» **Short exercise A**:
Answer these questions using the excerpt about Earnhardt's racing career:
(i) At which track did Earnhardt win in his 16th start?
(ii) Who owned the rights to the No. 3?
(iii) What call sign did Earnhardt trademark?
» **Short exercise B**: In the excerpt about Earnhardt's racing career, recast the paragraph beginning "A year later, the 29-year-old hard-charger" as a short bulleted list that keeps its main facts.
» **Short exercise C**: Duplicate word for word the passage of the excerpt about Earnhardt's racing career from "After Earnhardt had" to "of the Year.".

He worked as a welder, worked maintenance at a Denton mill and changed tires at Whitaker’s Tire and Wheel Alignment on U.S. 29 in Concord before deciding that he had to — at all costs — make a living racing.
After Earnhardt had gone into considerable debt to finance his racing, a wealthy Californian named Rod Osterlund, who fielded Chevrolets for Dave Marcis at the time, gave Earnhardt his break.
In 1979, as Richard Petty was winning the last of his seven championships, Earnhardt debuted as a full-time Winston Cup competitor for Osterlund and crew chief Jake Elder. He won in his 16th start, at Bristol, and claimed Rookie of the Year.
A year later, the 29-year-old hard-charger won the first of his seven championships. After Osterlund sold his title-winning team to J.D. Stacy, Earnhardt had a falling out and became a journeyman. He briefly drove for former driver Richard Childress’ upstart team before settling in for a short stint with veteran Bud Moore — a relationship that put Earnhardt, an eventual Chevrolet icon, into a Ford for the only time in his career.
In 1984, after three lackluster seasons, Earnhardt found his way back to Richard Childress Racing, which had gone from upstart to challenger since Earnhardt’s first stop. Childress, a racer himself in the late ‘70s who had given up driving to become a car owner, also owned the rights to the No. 3 — the number that would become synonymous with winning.
Childress put Earnhardt back in a Chevrolet with Wrangler sponsorship, and blue-and-yellow paint started to fly.
Together, Childress and Earnhardt built a dynasty from their headquarters in Welcome. They won six championships for sponsor GM Goodwrench, which jumped aboard after Wrangler dropped its primary sponsorship.
The first title came in 1986, followed by others in 1987, 1990, 1991, 1993 and 1994.
In their spare time, they hunted and fished and became inseparable as friends.
“Dale was my friend,” said Childress. “We hunted and raced together. We laughed and cried together. We were able to work side by side and have the success we had for almost 20 years because we were friends first.”
Along the way, Earnhardt shaped his image. He was the first to make his a brand name and market his own souvenirs. It led to immense wealth like no NASCAR driver had ever seen. He trademarked his call sign, “The Intimidator,” and lived up to his reputation.

» **Data entries**:

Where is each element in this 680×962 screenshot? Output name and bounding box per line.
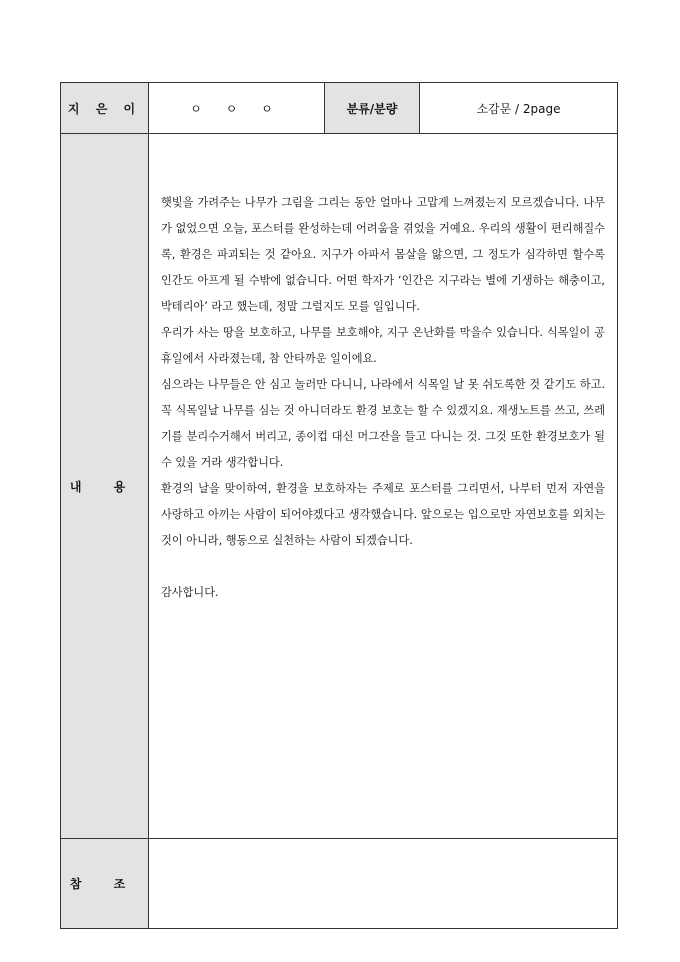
reference-label: 참 조 xyxy=(61,839,149,929)
content-label: 내 용 xyxy=(61,134,149,839)
content-closing: 감사합니다. xyxy=(161,586,219,599)
reference-value xyxy=(149,839,618,929)
document-table xyxy=(60,82,618,929)
content-paragraph-1: 햇빛을 가려주는 나무가 그림을 그리는 동안 얼마나 고맙게 느껴졌는지 모르겠습니다. 나무가 없었으면 오늘, 포스터를 완성하는데 어려움을 겪었을 거예요. 우리의 생활이 편리해질수록, 환경은 파괴되는 것 같아요. 지구가 아파서 몸살을 앓으면, 그 정도가 심각하면 할수록 인간도 아프게 될 수밖에 없습니다. 어떤 학자가 ‘인간은 지구라는 별에 기생하는 해충이고, 박테리아’ 라고 했는데, 정말 그럴지도 모를 일입니다. xyxy=(161,196,605,313)
category-value: 소감문 / 2page xyxy=(420,83,618,134)
author-label: 지 은 이 xyxy=(61,83,149,134)
content-row xyxy=(61,134,618,839)
paragraph-gap xyxy=(161,554,605,580)
content-body xyxy=(149,134,618,839)
content-paragraph-4: 환경의 날을 맞이하여, 환경을 보호하자는 주제로 포스터를 그리면서, 나부터 먼저 자연을 사랑하고 아끼는 사람이 되어야겠다고 생각했습니다. 앞으로는 입으로만 자연보호를 외치는 것이 아니라, 행동으로 실천하는 사람이 되겠습니다. xyxy=(161,482,605,547)
author-value: ㅇ ㅇ ㅇ xyxy=(149,83,325,134)
reference-row xyxy=(61,839,618,929)
category-label: 분류/분량 xyxy=(325,83,420,134)
content-paragraph-2: 우리가 사는 땅을 보호하고, 나무를 보호해야, 지구 온난화를 막을수 있습니다. 식목일이 공휴일에서 사라졌는데, 참 안타까운 일이에요. xyxy=(161,326,605,365)
header-row xyxy=(61,83,618,134)
content-paragraph-3: 심으라는 나무들은 안 심고 놀러만 다니니, 나라에서 식목일 날 못 쉬도록한 것 같기도 하고. 꼭 식목일날 나무를 심는 것 아니더라도 환경 보호는 할 수 있겠지요. 재생노트를 쓰고, 쓰레기를 분리수거해서 버리고, 종이컵 대신 머그잔을 들고 다니는 것. 그것 또한 환경보호가 될 수 있을 거라 생각합니다. xyxy=(161,378,605,469)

» **Final answer A**:
(i) Bristol
(ii) Richard Childress
(iii) "The Intimidator"

» **Final answer B**:
- At 29, Earnhardt won the first of his seven championships.
- Osterlund sold the title-winning team to J.D. Stacy, and Earnhardt had a falling out and became a journeyman.
- He drove briefly for Richard Childress' upstart team.
- He then spent a short stint with veteran Bud Moore, the only time in his career he drove a Ford.

» **Final answer C**:
After Earnhardt had gone into considerable debt to finance his racing, a wealthy Californian named Rod Osterlund, who fielded Chevrolets for Dave Marcis at the time, gave Earnhardt his break.
In 1979, as Richard Petty was winning the last of his seven championships, Earnhardt debuted as a full-time Winston Cup competitor for Osterlund and crew chief Jake Elder. He won in his 16th start, at Bristol, and claimed Rookie of the Year.